(Aim) Copy every line of the material below word for word.

(Dataset excerpt)
"""

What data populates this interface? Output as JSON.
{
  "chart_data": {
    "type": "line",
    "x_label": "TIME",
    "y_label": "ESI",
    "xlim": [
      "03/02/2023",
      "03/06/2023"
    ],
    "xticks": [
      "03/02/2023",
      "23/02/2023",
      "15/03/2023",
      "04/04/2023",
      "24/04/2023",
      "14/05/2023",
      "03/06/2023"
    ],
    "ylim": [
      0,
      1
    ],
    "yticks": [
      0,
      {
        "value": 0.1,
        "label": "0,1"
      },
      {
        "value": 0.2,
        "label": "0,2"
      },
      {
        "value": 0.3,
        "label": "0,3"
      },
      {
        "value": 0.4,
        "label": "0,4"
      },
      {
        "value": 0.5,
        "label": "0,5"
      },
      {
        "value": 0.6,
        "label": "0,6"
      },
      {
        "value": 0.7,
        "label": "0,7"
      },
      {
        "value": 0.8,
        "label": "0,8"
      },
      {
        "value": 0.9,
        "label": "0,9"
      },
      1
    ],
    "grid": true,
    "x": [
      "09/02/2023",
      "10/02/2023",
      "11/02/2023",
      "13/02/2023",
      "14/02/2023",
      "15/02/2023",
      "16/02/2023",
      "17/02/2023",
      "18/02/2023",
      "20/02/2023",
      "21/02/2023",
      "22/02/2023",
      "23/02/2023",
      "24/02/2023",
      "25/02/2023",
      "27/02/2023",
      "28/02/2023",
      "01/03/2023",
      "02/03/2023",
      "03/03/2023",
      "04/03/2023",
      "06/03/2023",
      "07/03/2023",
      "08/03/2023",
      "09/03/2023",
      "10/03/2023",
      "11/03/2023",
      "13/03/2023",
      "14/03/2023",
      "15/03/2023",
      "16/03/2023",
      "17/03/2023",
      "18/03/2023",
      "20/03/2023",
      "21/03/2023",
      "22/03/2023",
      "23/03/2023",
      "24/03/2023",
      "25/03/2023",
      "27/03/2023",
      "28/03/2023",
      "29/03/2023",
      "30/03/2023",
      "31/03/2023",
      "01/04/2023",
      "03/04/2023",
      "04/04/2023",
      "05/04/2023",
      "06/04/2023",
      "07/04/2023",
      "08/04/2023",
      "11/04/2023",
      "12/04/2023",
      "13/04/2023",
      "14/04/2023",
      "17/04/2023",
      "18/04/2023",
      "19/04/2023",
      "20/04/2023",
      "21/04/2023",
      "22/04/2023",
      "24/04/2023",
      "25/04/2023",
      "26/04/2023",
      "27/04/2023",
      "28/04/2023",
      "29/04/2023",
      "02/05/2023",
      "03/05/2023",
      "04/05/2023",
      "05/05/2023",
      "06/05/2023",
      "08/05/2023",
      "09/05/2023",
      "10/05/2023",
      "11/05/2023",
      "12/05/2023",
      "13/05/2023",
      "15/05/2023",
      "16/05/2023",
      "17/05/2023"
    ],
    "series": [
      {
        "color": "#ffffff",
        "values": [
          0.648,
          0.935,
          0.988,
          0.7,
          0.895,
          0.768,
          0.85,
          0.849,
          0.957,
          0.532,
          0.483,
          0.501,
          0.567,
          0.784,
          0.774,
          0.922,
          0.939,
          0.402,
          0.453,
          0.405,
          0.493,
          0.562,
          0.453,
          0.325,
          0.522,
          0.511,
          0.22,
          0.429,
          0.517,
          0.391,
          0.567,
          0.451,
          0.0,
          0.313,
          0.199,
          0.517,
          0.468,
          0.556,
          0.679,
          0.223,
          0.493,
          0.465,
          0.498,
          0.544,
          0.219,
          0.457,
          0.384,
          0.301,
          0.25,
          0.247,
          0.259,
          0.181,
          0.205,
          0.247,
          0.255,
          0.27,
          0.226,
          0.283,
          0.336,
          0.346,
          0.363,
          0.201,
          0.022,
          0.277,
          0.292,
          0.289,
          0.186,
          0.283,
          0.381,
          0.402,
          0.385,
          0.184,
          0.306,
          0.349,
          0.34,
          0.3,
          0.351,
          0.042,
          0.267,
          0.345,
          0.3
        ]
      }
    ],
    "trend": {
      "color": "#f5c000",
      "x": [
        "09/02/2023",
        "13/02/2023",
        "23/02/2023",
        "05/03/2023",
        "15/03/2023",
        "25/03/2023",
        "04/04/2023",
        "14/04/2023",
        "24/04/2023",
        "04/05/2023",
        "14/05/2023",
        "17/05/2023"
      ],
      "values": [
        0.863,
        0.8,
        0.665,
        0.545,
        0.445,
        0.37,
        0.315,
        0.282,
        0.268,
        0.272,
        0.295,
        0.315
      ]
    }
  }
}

"""

(Completed exercise)
What data populates this interface? Output as JSON.
{
  "chart_data": {
    "type": "line",
    "x_label": "TIME",
    "y_label": "ESI",
    "xlim": [
      "03/02/2023",
      "03/06/2023"
    ],
    "xticks": [
      "03/02/2023",
      "23/02/2023",
      "15/03/2023",
      "04/04/2023",
      "24/04/2023",
      "14/05/2023",
      "03/06/2023"
    ],
    "ylim": [
      0,
      1
    ],
    "yticks": [
      0,
      {
        "value": 0.1,
        "label": "0,1"
      },
      {
        "value": 0.2,
        "label": "0,2"
      },
      {
        "value": 0.3,
        "label": "0,3"
      },
      {
        "value": 0.4,
        "label": "0,4"
      },
      {
        "value": 0.5,
        "label": "0,5"
      },
      {
        "value": 0.6,
        "label": "0,6"
      },
      {
        "value": 0.7,
        "label": "0,7"
      },
      {
        "value": 0.8,
        "label": "0,8"
      },
      {
        "value": 0.9,
        "label": "0,9"
      },
      1
    ],
    "grid": true,
    "x": [
      "09/02/2023",
      "10/02/2023",
      "11/02/2023",
      "13/02/2023",
      "14/02/2023",
      "15/02/2023",
      "16/02/2023",
      "17/02/2023",
      "18/02/2023",
      "20/02/2023",
      "21/02/2023",
      "22/02/2023",
      "23/02/2023",
      "24/02/2023",
      "25/02/2023",
      "27/02/2023",
      "28/02/2023",
      "01/03/2023",
      "02/03/2023",
      "03/03/2023",
      "04/03/2023",
      "06/03/2023",
      "07/03/2023",
      "08/03/2023",
      "09/03/2023",
      "10/03/2023",
      "11/03/2023",
      "13/03/2023",
      "14/03/2023",
      "15/03/2023",
      "16/03/2023",
      "17/03/2023",
      "18/03/2023",
      "20/03/2023",
      "21/03/2023",
      "22/03/2023",
      "23/03/2023",
      "24/03/2023",
      "25/03/2023",
      "27/03/2023",
      "28/03/2023",
      "29/03/2023",
      "30/03/2023",
      "31/03/2023",
      "01/04/2023",
      "03/04/2023",
      "04/04/2023",
      "05/04/2023",
      "06/04/2023",
      "07/04/2023",
      "08/04/2023",
      "11/04/2023",
      "12/04/2023",
      "13/04/2023",
      "14/04/2023",
      "17/04/2023",
      "18/04/2023",
      "19/04/2023",
      "20/04/2023",
      "21/04/2023",
      "22/04/2023",
      "24/04/2023",
      "25/04/2023",
      "26/04/2023",
      "27/04/2023",
      "28/04/2023",
      "29/04/2023",
      "02/05/2023",
      "03/05/2023",
      "04/05/2023",
      "05/05/2023",
      "06/05/2023",
      "08/05/2023",
      "09/05/2023",
      "10/05/2023",
      "11/05/2023",
      "12/05/2023",
      "13/05/2023",
      "15/05/2023",
      "16/05/2023",
      "17/05/2023"
    ],
    "series": [
      {
        "color": "#ffffff",
        "values": [
          0.648,
          0.935,
          0.988,
          0.7,
          0.895,
          0.768,
          0.85,
          0.849,
          0.957,
          0.532,
          0.483,
          0.501,
          0.567,
          0.784,
          0.774,
          0.922,
          0.939,
          0.402,
          0.453,
          0.405,
          0.493,
          0.562,
          0.453,
          0.325,
          0.522,
          0.511,
          0.22,
          0.429,
          0.517,
          0.391,
          0.567,
          0.451,
          0.0,
          0.313,
          0.199,
          0.517,
          0.468,
          0.556,
          0.679,
          0.223,
          0.493,
          0.465,
          0.498,
          0.544,
          0.219,
          0.457,
          0.384,
          0.301,
          0.25,
          0.247,
          0.259,
          0.181,
          0.205,
          0.247,
          0.255,
          0.27,
          0.226,
          0.283,
          0.336,
          0.346,
          0.363,
          0.201,
          0.022,
          0.277,
          0.292,
          0.289,
          0.186,
          0.283,
          0.381,
          0.402,
          0.385,
          0.184,
          0.306,
          0.349,
          0.34,
          0.3,
          0.351,
          0.042,
          0.267,
          0.345,
          0.3
        ]
      }
    ],
    "trend": {
      "color": "#f5c000",
      "x": [
        "09/02/2023",
        "13/02/2023",
        "23/02/2023",
        "05/03/2023",
        "15/03/2023",
        "25/03/2023",
        "04/04/2023",
        "14/04/2023",
        "24/04/2023",
        "04/05/2023",
        "14/05/2023",
        "17/05/2023"
      ],
      "values": [
        0.863,
        0.8,
        0.665,
        0.545,
        0.445,
        0.37,
        0.315,
        0.282,
        0.268,
        0.272,
        0.295,
        0.315
      ]
    }
  }
}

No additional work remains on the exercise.